Data entries
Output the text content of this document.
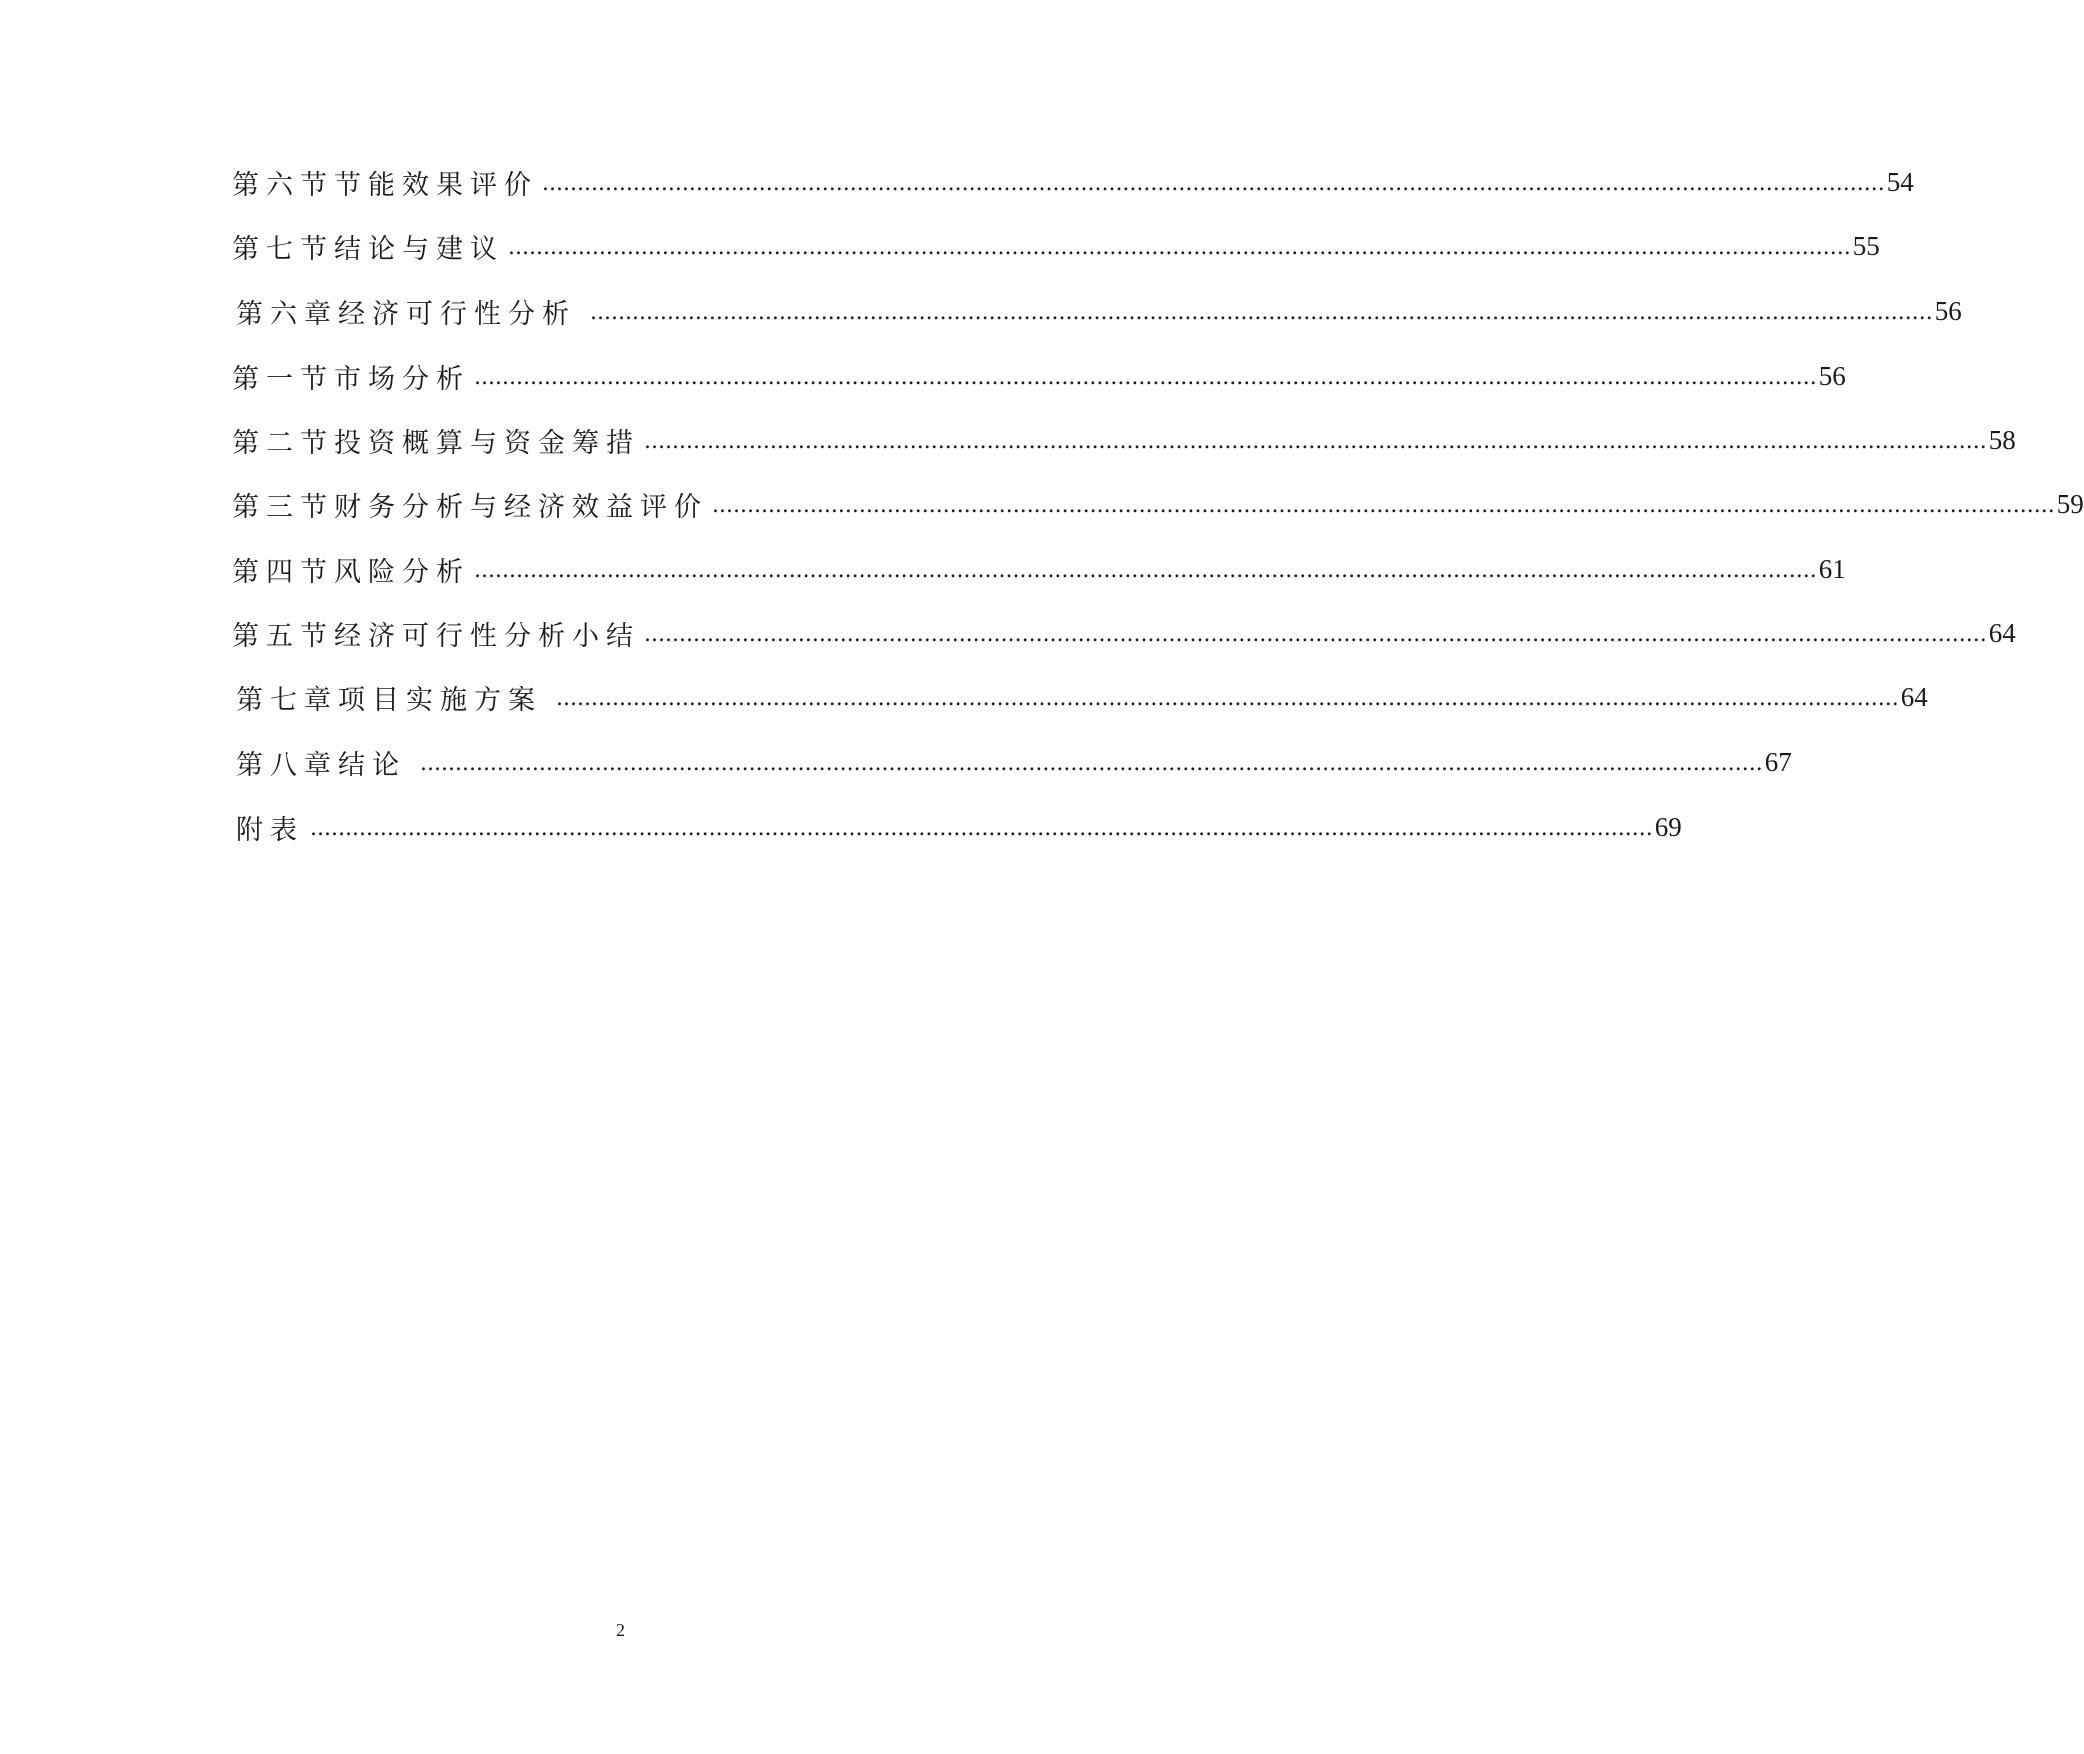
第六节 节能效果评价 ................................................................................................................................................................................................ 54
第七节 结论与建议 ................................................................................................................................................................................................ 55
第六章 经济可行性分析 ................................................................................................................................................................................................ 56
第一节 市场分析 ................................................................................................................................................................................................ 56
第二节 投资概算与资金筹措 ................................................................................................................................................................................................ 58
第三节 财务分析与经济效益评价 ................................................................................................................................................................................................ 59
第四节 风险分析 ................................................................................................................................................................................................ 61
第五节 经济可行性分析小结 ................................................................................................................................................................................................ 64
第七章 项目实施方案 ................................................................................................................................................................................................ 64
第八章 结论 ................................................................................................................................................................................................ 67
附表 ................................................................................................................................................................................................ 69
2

## [AIM OF THE EXERCISE]
Every record above should be transcribed exactly; the pictures stay out of the copy.

## [ANSWER FOR THIS EXERCISE]
Output the text content of this document.
第六节 节能效果评价 ................................................................................................................................................................................................ 54
第七节 结论与建议 ................................................................................................................................................................................................ 55
第六章 经济可行性分析 ................................................................................................................................................................................................ 56
第一节 市场分析 ................................................................................................................................................................................................ 56
第二节 投资概算与资金筹措 ................................................................................................................................................................................................ 58
第三节 财务分析与经济效益评价 ................................................................................................................................................................................................ 59
第四节 风险分析 ................................................................................................................................................................................................ 61
第五节 经济可行性分析小结 ................................................................................................................................................................................................ 64
第七章 项目实施方案 ................................................................................................................................................................................................ 64
第八章 结论 ................................................................................................................................................................................................ 67
附表 ................................................................................................................................................................................................ 69
2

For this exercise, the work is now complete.